**Task prompt**
Wherever a line holds the string "vaccinated", copy that line.

● ● ● ●

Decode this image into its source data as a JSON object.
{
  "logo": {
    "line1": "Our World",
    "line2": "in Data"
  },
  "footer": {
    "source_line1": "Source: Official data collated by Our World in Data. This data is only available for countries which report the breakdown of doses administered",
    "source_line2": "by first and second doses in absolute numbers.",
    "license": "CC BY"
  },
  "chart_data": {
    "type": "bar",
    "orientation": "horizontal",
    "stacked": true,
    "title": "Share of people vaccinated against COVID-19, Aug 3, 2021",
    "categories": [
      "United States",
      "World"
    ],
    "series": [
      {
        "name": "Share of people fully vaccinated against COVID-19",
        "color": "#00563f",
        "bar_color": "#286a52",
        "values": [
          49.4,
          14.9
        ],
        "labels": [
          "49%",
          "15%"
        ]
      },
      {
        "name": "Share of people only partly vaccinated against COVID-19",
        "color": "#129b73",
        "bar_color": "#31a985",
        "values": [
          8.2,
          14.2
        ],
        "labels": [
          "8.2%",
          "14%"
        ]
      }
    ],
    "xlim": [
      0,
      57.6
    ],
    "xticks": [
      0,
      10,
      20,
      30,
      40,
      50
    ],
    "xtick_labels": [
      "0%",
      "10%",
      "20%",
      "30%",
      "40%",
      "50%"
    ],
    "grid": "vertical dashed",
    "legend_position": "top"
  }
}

● ● ● ●

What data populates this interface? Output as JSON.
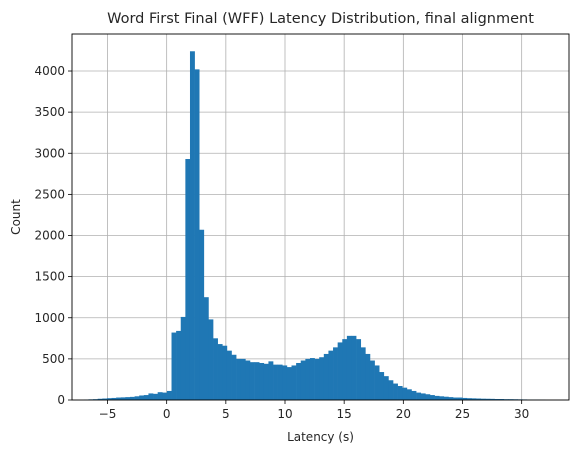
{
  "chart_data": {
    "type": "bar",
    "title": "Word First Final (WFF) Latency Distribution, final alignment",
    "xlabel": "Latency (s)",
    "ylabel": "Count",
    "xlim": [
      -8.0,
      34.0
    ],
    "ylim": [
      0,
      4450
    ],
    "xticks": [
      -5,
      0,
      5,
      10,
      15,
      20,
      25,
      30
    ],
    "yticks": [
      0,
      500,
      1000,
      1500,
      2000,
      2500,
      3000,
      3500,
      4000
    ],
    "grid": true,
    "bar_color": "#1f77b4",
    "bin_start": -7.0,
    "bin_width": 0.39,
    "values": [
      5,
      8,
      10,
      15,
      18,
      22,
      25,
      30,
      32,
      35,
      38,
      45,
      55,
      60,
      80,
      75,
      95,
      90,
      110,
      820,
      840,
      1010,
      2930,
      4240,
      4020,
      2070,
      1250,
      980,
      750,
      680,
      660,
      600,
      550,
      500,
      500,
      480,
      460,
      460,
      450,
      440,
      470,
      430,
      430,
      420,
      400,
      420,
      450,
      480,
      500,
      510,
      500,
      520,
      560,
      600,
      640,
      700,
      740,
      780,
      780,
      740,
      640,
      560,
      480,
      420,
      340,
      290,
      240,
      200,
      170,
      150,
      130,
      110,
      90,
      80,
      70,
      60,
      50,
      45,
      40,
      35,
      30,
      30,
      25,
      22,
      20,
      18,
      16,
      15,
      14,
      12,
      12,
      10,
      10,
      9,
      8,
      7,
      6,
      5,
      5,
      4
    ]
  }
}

● ● ● ●

**Task solution**
    "title": "Share of people vaccinated against COVID-19, Aug 3, 2021",
        "name": "Share of people fully vaccinated against COVID-19",
        "name": "Share of people only partly vaccinated against COVID-19",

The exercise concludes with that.